### Source records
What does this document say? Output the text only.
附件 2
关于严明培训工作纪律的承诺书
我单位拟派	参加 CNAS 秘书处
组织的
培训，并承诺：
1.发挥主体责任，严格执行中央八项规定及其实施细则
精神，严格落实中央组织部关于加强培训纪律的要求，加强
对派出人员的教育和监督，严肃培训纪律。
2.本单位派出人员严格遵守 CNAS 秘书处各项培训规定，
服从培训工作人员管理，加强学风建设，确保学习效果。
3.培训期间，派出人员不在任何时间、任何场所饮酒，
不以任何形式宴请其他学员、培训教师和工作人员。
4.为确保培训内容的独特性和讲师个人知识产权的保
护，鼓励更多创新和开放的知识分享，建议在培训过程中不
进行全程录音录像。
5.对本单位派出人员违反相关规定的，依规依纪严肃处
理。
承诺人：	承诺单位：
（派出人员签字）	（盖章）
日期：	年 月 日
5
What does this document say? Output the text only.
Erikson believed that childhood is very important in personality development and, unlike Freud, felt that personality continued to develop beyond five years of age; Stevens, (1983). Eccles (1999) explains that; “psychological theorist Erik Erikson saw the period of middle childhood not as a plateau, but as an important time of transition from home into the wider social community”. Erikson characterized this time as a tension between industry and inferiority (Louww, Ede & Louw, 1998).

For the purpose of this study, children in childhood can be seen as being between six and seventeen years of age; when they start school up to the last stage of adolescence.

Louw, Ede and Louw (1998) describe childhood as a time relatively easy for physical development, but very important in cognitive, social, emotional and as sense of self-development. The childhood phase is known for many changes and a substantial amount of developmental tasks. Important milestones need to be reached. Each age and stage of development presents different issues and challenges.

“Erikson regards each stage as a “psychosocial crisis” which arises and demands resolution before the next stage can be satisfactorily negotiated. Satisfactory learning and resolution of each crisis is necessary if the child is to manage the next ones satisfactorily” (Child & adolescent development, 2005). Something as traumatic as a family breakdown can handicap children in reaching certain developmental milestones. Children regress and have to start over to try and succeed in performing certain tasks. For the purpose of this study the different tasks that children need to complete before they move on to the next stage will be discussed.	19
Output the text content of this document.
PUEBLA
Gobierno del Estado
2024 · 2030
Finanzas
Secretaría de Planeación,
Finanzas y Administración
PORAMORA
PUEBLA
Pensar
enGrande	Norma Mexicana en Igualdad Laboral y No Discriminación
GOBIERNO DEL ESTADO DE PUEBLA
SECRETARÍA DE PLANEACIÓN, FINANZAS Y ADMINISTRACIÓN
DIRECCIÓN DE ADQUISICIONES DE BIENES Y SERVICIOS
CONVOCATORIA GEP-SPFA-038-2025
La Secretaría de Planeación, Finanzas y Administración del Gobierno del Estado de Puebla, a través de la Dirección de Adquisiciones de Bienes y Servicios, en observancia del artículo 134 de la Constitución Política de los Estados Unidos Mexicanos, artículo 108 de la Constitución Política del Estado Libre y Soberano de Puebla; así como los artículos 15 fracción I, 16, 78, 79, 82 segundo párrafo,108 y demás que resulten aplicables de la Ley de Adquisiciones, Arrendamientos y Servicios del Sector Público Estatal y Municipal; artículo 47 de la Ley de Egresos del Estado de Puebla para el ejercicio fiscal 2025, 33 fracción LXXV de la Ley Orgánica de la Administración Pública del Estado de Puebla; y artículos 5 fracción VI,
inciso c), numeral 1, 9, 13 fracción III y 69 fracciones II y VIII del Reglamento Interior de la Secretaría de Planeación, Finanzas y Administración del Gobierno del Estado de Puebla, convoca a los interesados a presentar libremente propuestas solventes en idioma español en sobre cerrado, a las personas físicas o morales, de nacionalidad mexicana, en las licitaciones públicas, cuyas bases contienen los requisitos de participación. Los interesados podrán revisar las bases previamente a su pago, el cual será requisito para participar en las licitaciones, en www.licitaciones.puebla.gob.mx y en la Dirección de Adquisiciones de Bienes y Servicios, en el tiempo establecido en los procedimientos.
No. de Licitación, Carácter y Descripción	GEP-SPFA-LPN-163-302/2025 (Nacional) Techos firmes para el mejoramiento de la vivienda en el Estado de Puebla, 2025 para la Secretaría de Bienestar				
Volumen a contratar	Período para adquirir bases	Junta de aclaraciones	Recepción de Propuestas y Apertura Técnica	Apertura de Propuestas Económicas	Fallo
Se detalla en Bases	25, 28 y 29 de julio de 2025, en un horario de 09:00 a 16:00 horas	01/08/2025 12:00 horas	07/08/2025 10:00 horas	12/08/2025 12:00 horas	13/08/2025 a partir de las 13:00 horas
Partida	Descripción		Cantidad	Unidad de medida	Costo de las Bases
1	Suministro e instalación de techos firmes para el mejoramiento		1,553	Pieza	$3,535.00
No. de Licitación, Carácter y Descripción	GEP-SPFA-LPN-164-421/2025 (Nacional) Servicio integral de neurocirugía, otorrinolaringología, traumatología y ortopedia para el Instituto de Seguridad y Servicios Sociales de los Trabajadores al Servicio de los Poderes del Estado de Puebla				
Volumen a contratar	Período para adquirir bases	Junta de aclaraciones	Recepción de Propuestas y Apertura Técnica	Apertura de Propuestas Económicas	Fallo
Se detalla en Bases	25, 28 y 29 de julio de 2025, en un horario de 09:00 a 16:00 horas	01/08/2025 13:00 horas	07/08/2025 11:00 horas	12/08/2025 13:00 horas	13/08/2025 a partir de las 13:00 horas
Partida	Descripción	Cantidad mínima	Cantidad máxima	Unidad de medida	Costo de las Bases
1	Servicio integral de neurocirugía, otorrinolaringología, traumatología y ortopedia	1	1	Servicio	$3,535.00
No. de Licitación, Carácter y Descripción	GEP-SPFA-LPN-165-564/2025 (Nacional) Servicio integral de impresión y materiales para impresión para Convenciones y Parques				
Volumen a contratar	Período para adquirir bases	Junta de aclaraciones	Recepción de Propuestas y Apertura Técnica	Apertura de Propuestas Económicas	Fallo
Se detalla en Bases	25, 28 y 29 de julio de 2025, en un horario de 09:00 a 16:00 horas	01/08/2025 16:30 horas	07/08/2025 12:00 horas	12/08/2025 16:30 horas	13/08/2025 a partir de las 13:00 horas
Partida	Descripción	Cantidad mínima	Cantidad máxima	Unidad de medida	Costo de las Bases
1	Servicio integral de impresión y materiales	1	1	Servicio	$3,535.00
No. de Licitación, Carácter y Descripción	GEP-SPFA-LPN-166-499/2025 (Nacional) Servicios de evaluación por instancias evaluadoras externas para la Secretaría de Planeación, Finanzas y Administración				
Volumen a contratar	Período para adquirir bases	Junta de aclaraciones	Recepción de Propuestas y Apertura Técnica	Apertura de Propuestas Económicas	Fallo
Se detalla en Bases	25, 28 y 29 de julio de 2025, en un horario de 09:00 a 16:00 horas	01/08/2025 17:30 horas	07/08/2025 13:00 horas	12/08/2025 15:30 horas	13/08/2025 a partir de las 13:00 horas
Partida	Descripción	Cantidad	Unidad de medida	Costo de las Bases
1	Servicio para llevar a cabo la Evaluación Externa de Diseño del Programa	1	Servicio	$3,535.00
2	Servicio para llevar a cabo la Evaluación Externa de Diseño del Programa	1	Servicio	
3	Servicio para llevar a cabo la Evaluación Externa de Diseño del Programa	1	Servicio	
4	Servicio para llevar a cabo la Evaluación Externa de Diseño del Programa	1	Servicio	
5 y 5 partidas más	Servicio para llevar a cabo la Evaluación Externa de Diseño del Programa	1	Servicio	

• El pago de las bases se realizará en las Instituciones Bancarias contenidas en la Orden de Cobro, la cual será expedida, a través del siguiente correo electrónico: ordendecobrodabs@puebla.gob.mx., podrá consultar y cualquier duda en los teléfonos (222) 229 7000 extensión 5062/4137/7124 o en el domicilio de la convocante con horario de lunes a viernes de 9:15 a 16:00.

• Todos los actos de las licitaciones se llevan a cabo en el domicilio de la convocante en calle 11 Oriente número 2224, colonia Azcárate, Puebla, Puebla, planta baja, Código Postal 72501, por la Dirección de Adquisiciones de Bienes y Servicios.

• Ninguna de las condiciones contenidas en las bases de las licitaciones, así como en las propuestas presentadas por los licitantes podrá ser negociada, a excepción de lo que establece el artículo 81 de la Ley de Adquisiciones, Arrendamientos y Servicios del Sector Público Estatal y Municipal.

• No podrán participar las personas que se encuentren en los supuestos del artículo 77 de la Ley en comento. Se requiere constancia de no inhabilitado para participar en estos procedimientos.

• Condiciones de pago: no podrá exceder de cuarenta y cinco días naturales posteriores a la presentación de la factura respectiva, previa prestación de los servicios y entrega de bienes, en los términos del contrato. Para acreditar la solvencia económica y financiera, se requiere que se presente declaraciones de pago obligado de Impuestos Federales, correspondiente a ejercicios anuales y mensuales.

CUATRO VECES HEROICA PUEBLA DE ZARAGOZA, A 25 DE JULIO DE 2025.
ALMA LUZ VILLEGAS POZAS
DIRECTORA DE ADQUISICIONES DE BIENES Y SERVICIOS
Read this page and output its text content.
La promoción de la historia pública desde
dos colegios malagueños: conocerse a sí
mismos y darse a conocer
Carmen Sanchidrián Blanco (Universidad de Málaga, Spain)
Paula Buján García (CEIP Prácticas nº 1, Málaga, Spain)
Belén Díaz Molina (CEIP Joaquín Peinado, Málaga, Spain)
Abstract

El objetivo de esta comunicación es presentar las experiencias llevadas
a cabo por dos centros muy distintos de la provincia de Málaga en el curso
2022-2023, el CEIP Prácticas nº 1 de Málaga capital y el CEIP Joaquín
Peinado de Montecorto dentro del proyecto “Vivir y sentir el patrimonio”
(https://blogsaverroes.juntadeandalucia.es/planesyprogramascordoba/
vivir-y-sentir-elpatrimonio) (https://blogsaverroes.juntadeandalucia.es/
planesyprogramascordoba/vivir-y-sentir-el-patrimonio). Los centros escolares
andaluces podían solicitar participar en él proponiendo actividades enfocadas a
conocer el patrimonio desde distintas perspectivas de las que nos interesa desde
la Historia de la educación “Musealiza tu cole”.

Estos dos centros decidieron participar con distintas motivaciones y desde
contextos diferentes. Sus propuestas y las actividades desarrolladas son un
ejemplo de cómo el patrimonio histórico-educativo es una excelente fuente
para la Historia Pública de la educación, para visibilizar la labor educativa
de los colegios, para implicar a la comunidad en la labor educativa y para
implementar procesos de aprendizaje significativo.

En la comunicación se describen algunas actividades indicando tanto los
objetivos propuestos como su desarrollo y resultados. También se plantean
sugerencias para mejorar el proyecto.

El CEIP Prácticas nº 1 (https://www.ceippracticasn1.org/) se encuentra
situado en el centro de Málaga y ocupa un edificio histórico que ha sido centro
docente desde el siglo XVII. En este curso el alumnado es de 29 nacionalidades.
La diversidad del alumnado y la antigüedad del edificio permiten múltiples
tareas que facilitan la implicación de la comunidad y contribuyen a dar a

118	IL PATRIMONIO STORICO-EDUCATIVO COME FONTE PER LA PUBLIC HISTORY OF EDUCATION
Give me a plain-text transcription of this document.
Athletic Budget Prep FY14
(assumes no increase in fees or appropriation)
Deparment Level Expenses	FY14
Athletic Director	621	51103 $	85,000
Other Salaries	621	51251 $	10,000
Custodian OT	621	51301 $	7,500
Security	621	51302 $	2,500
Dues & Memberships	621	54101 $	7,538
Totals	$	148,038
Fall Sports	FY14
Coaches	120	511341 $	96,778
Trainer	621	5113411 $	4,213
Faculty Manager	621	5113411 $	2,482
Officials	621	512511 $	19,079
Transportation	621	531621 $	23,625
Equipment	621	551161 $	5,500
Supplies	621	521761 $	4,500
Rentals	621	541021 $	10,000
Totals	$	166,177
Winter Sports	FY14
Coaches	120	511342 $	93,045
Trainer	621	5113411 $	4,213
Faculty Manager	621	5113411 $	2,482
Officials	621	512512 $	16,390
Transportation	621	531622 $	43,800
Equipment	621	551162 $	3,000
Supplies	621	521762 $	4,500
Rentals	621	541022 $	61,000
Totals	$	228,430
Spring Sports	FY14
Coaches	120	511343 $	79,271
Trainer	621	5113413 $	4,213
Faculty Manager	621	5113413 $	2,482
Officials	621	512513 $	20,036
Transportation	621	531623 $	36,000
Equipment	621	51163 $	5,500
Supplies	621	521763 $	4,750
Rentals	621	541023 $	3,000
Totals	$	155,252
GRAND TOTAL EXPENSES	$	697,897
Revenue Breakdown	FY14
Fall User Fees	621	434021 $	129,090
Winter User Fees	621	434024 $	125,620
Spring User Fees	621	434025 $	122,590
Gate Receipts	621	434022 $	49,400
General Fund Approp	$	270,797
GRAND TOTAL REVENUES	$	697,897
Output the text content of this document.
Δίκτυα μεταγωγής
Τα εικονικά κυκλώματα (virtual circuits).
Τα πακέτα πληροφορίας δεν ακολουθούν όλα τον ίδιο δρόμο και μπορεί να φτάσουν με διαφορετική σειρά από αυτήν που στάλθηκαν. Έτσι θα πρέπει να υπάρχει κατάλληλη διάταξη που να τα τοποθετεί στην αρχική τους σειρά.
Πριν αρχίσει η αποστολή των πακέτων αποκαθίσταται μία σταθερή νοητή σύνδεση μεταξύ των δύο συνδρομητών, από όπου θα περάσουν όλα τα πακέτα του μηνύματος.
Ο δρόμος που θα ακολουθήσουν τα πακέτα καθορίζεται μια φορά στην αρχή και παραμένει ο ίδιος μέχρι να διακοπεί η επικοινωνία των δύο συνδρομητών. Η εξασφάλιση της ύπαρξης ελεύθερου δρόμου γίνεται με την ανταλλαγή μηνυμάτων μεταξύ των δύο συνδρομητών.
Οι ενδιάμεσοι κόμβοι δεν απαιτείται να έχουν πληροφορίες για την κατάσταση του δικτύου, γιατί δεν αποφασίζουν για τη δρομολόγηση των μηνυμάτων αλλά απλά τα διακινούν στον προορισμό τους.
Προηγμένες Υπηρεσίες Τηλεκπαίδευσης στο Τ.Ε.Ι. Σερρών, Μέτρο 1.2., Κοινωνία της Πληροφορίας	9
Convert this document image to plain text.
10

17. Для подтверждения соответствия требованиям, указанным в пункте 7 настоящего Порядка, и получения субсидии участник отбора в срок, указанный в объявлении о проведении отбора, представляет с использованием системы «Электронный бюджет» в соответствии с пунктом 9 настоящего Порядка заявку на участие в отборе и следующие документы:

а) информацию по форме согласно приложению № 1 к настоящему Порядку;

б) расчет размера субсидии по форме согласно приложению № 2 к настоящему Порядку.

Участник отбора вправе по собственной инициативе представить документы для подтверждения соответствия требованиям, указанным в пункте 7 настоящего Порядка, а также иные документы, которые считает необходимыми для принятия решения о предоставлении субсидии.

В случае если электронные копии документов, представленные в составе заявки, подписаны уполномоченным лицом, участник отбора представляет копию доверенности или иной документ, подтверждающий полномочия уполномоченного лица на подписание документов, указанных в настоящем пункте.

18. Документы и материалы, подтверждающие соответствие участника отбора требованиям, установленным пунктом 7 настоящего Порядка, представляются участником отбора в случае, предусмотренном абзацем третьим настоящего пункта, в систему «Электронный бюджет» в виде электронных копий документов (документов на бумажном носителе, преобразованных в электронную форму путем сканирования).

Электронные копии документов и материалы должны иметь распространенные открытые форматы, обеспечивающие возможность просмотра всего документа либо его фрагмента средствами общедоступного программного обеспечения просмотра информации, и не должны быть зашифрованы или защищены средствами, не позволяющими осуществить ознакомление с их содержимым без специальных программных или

### Exercise directions
Provide the number of lines in the entries that include "στην", and no other text.

### Problem solution
2